## EXERCISE OBJECTIVE
Copy all lines below containing "thermometer".

▬▬▬▬▬▬▬▬▬▬

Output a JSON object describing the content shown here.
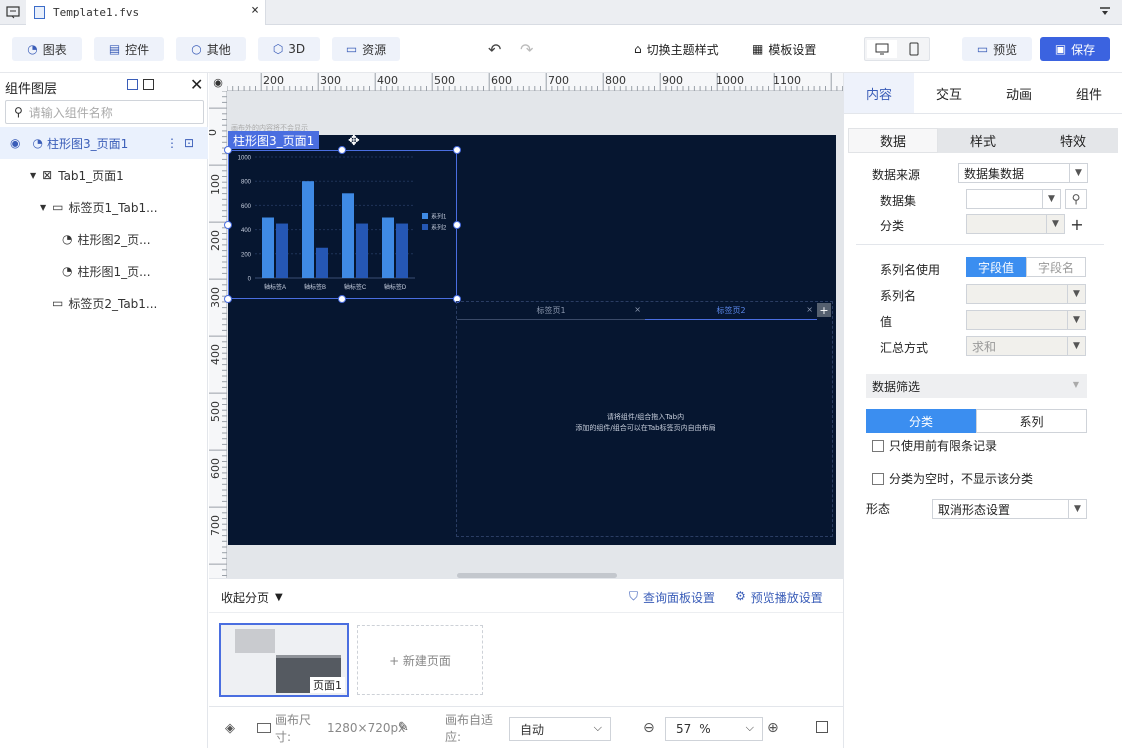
{
  "tabbar": {
    "file_tab": "Template1.fvs",
    "close": "×"
  },
  "toolbar": {
    "buttons": [
      {
        "label": "图表",
        "icon": "pie-icon"
      },
      {
        "label": "控件",
        "icon": "widget-icon"
      },
      {
        "label": "其他",
        "icon": "circle-icon"
      },
      {
        "label": "3D",
        "icon": "cube-icon"
      },
      {
        "label": "资源",
        "icon": "box-icon"
      }
    ],
    "switch_theme": "切换主题样式",
    "template_settings": "模板设置",
    "preview": "预览",
    "save": "保存"
  },
  "layers": {
    "title": "组件图层",
    "search_placeholder": "请输入组件名称",
    "items": [
      {
        "label": "柱形图3_页面1"
      },
      {
        "label": "Tab1_页面1"
      },
      {
        "label": "标签页1_Tab1..."
      },
      {
        "label": "柱形图2_页..."
      },
      {
        "label": "柱形图1_页..."
      },
      {
        "label": "标签页2_Tab1..."
      }
    ]
  },
  "ruler": {
    "top": [
      "200",
      "300",
      "400",
      "500",
      "600",
      "700",
      "800",
      "900",
      "1000",
      "1100"
    ],
    "left": [
      "0",
      "100",
      "200",
      "300",
      "400",
      "500",
      "600",
      "700"
    ]
  },
  "canvas": {
    "hint": "画布外的内容将不会显示",
    "selected_label": "柱形图3_页面1",
    "tab_titles": [
      "标签页1",
      "标签页2"
    ],
    "tab_close": "×",
    "tab_add": "+",
    "drop_hint_1": "请将组件/组合拖入Tab内",
    "drop_hint_2": "添加的组件/组合可以在Tab标签页内自由布局"
  },
  "chart_data": {
    "type": "bar",
    "categories": [
      "轴标签A",
      "轴标签B",
      "轴标签C",
      "轴标签D"
    ],
    "series": [
      {
        "name": "系列1",
        "values": [
          500,
          800,
          700,
          500
        ],
        "color": "#3f8ae4"
      },
      {
        "name": "系列2",
        "values": [
          450,
          250,
          450,
          450
        ],
        "color": "#2557b4"
      }
    ],
    "yticks": [
      "0",
      "200",
      "400",
      "600",
      "800",
      "1000"
    ],
    "ylim": [
      0,
      1000
    ],
    "legend_position": "right"
  },
  "pages": {
    "collapse": "收起分页",
    "query_panel": "查询面板设置",
    "preview_play": "预览播放设置",
    "page_label": "页面1",
    "new_page": "+ 新建页面"
  },
  "status": {
    "canvas_size_label": "画布尺寸:",
    "canvas_size": "1280×720px",
    "adapt_label": "画布自适应:",
    "adapt_value": "自动",
    "zoom": "57",
    "zoom_unit": "%"
  },
  "props": {
    "tabs": [
      "内容",
      "交互",
      "动画",
      "组件"
    ],
    "subtabs": [
      "数据",
      "样式",
      "特效"
    ],
    "data_source_label": "数据来源",
    "data_source_value": "数据集数据",
    "dataset_label": "数据集",
    "category_label": "分类",
    "series_name_use_label": "系列名使用",
    "field_value": "字段值",
    "field_name": "字段名",
    "series_name_label": "系列名",
    "value_label": "值",
    "agg_label": "汇总方式",
    "agg_value": "求和",
    "filter_title": "数据筛选",
    "filter_tabs": [
      "分类",
      "系列"
    ],
    "only_limited": "只使用前有限条记录",
    "hide_empty": "分类为空时，不显示该分类",
    "form_label": "形态",
    "form_value": "取消形态设置"
  },
  "colors": {
    "accent": "#4a6ee0",
    "canvas_bg": "#061630",
    "save_bg": "#3b63e0"
  }
}
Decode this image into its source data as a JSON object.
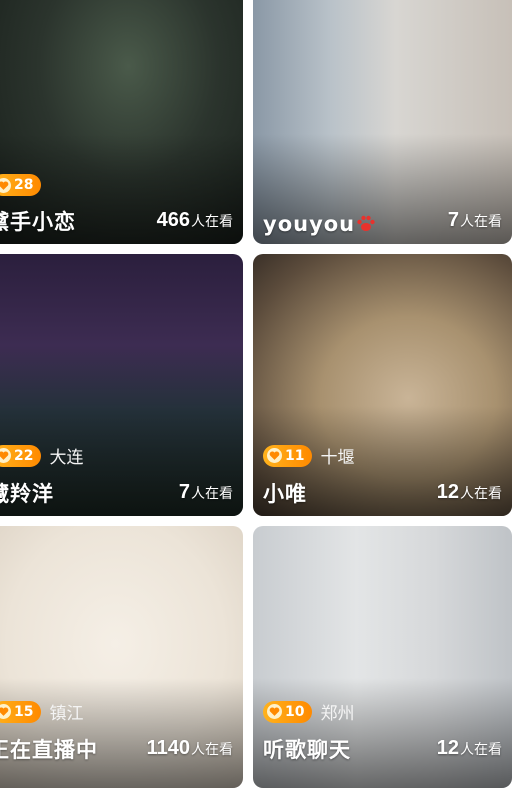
{
  "cards": [
    {
      "name": "黛手小恋",
      "level": "28",
      "city": "",
      "viewers": "466",
      "viewers_unit": "人在看"
    },
    {
      "name": "youyou",
      "name_icon": "paw-icon",
      "level": "",
      "city": "",
      "viewers": "7",
      "viewers_unit": "人在看"
    },
    {
      "name": "藏羚洋",
      "level": "22",
      "city": "大连",
      "viewers": "7",
      "viewers_unit": "人在看"
    },
    {
      "name": "小唯",
      "level": "11",
      "city": "十堰",
      "viewers": "12",
      "viewers_unit": "人在看"
    },
    {
      "name": "正在直播中",
      "level": "15",
      "city": "镇江",
      "viewers": "1140",
      "viewers_unit": "人在看"
    },
    {
      "name": "听歌聊天",
      "level": "10",
      "city": "郑州",
      "viewers": "12",
      "viewers_unit": "人在看"
    }
  ],
  "colors": {
    "badge": "#ff9a10",
    "paw": "#e8322d"
  }
}
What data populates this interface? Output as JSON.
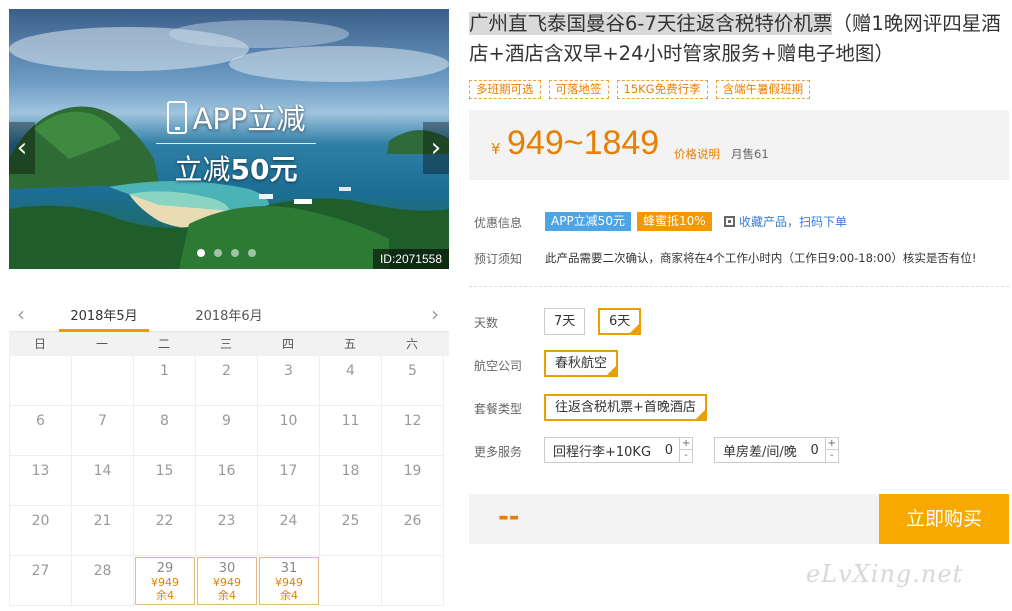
{
  "hero": {
    "promo_top": "APP立减",
    "promo_bottom_prefix": "立减",
    "promo_bottom_amount": "50元",
    "id_label": "ID:2071558",
    "prev_arrow": "‹",
    "next_arrow": "›"
  },
  "product": {
    "title_highlight": "广州直飞泰国曼谷6-7天往返含税特价机票",
    "title_rest": "（赠1晚网评四星酒店+酒店含双早+24小时管家服务+赠电子地图）",
    "tags": [
      "多班期可选",
      "可落地签",
      "15KG免费行李",
      "含端午暑假班期"
    ],
    "currency": "¥",
    "price_range": "949~1849",
    "price_note": "价格说明",
    "sold": "月售61"
  },
  "offers": {
    "label": "优惠信息",
    "app_badge": "APP立减50元",
    "honey_badge": "蜂蜜抵10%",
    "qr_text": "收藏产品，扫码下单"
  },
  "booking_notice": {
    "label": "预订须知",
    "text": "此产品需要二次确认，商家将在4个工作小时内（工作日9:00-18:00）核实是否有位!"
  },
  "options": {
    "days_label": "天数",
    "day_opt1": "7天",
    "day_opt2": "6天",
    "airline_label": "航空公司",
    "airline": "春秋航空",
    "package_label": "套餐类型",
    "package": "往返含税机票+首晚酒店",
    "services_label": "更多服务",
    "service1": "回程行李+10KG",
    "service1_qty": "0",
    "service2": "单房差/间/晚",
    "service2_qty": "0",
    "plus": "+",
    "minus": "-"
  },
  "buy": {
    "total": "--",
    "button": "立即购买"
  },
  "calendar": {
    "prev": "‹",
    "next": "›",
    "tab_current": "2018年5月",
    "tab_next": "2018年6月",
    "weekdays": [
      "日",
      "一",
      "二",
      "三",
      "四",
      "五",
      "六"
    ],
    "row1": [
      "",
      "",
      "1",
      "2",
      "3",
      "4",
      "5"
    ],
    "row2": [
      "6",
      "7",
      "8",
      "9",
      "10",
      "11",
      "12"
    ],
    "row3": [
      "13",
      "14",
      "15",
      "16",
      "17",
      "18",
      "19"
    ],
    "row4": [
      "20",
      "21",
      "22",
      "23",
      "24",
      "25",
      "26"
    ],
    "row5": [
      "27",
      "28"
    ],
    "avail": [
      {
        "day": "29",
        "price": "¥949",
        "stock": "余4"
      },
      {
        "day": "30",
        "price": "¥949",
        "stock": "余4"
      },
      {
        "day": "31",
        "price": "¥949",
        "stock": "余4"
      }
    ]
  },
  "watermark": "eLvXing.net"
}
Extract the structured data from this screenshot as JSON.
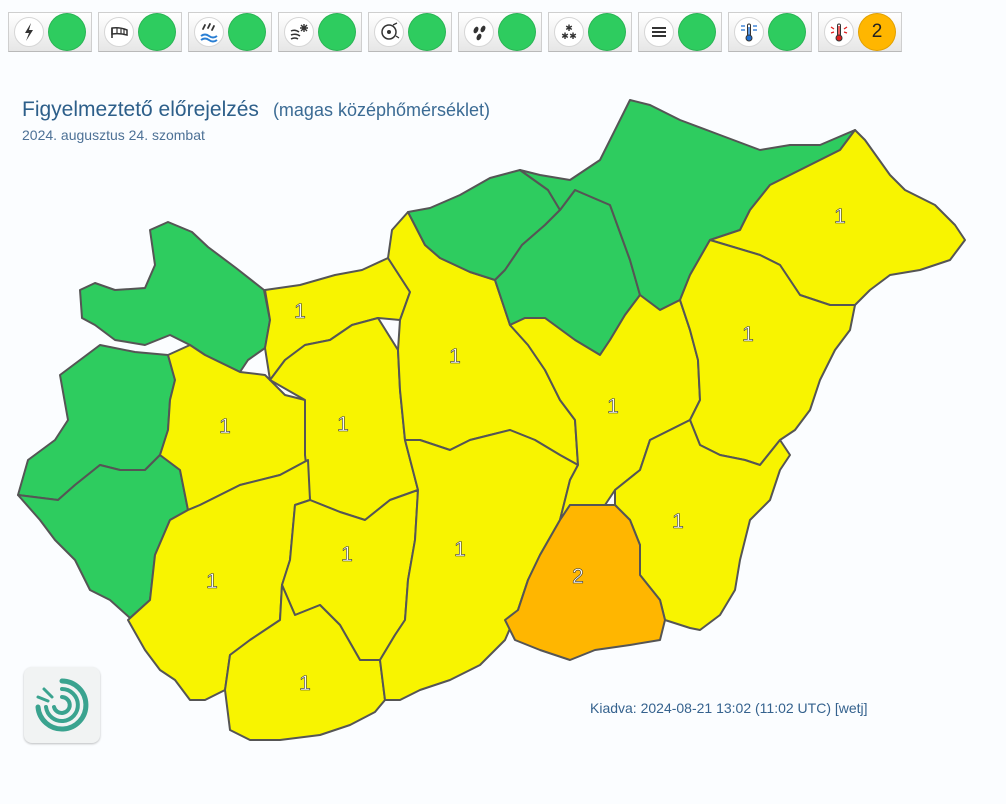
{
  "colors": {
    "green": "#2ecc5f",
    "yellow": "#f8f400",
    "orange": "#ffb600",
    "border": "#555555"
  },
  "toolbar": [
    {
      "icon": "lightning-icon",
      "level_color": "#2ecc5f",
      "level_text": ""
    },
    {
      "icon": "wind-icon",
      "level_color": "#2ecc5f",
      "level_text": ""
    },
    {
      "icon": "rain-icon",
      "level_color": "#2ecc5f",
      "level_text": ""
    },
    {
      "icon": "snow-drift-icon",
      "level_color": "#2ecc5f",
      "level_text": ""
    },
    {
      "icon": "freezing-rain-icon",
      "level_color": "#2ecc5f",
      "level_text": ""
    },
    {
      "icon": "heavy-rain-icon",
      "level_color": "#2ecc5f",
      "level_text": ""
    },
    {
      "icon": "snowfall-icon",
      "level_color": "#2ecc5f",
      "level_text": ""
    },
    {
      "icon": "fog-icon",
      "level_color": "#2ecc5f",
      "level_text": ""
    },
    {
      "icon": "cold-thermometer-icon",
      "level_color": "#2ecc5f",
      "level_text": ""
    },
    {
      "icon": "hot-thermometer-icon",
      "level_color": "#ffb600",
      "level_text": "2"
    }
  ],
  "header": {
    "title": "Figyelmeztető előrejelzés",
    "subtitle": "(magas középhőmérséklet)",
    "date": "2024. augusztus 24. szombat"
  },
  "regions": [
    {
      "id": "gyor-moson-sopron",
      "level": 0,
      "label": ""
    },
    {
      "id": "vas",
      "level": 0,
      "label": ""
    },
    {
      "id": "zala",
      "level": 0,
      "label": ""
    },
    {
      "id": "veszprem",
      "level": 1,
      "label": "1"
    },
    {
      "id": "komarom-esztergom",
      "level": 1,
      "label": "1"
    },
    {
      "id": "fejer",
      "level": 1,
      "label": "1"
    },
    {
      "id": "pest",
      "level": 1,
      "label": "1"
    },
    {
      "id": "somogy",
      "level": 1,
      "label": "1"
    },
    {
      "id": "tolna",
      "level": 1,
      "label": "1"
    },
    {
      "id": "baranya",
      "level": 1,
      "label": "1"
    },
    {
      "id": "bacs-kiskun",
      "level": 1,
      "label": "1"
    },
    {
      "id": "nograd",
      "level": 0,
      "label": ""
    },
    {
      "id": "heves",
      "level": 0,
      "label": ""
    },
    {
      "id": "borsod-abauj-zemplen",
      "level": 0,
      "label": ""
    },
    {
      "id": "jasz-nagykun-szolnok",
      "level": 1,
      "label": "1"
    },
    {
      "id": "szabolcs-szatmar-bereg",
      "level": 1,
      "label": "1"
    },
    {
      "id": "hajdu-bihar",
      "level": 1,
      "label": "1"
    },
    {
      "id": "bekes",
      "level": 1,
      "label": "1"
    },
    {
      "id": "csongrad-csanad",
      "level": 2,
      "label": "2"
    }
  ],
  "footer": {
    "issued": "Kiadva: 2024-08-21 13:02 (11:02 UTC) [wetj]"
  },
  "logo": {
    "icon": "met-service-swirl-logo"
  }
}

▬▬▬▬▬▬▬▬▬▬

## FULL RESPONSE
      "icon": "cold-thermometer-icon",
      "icon": "hot-thermometer-icon",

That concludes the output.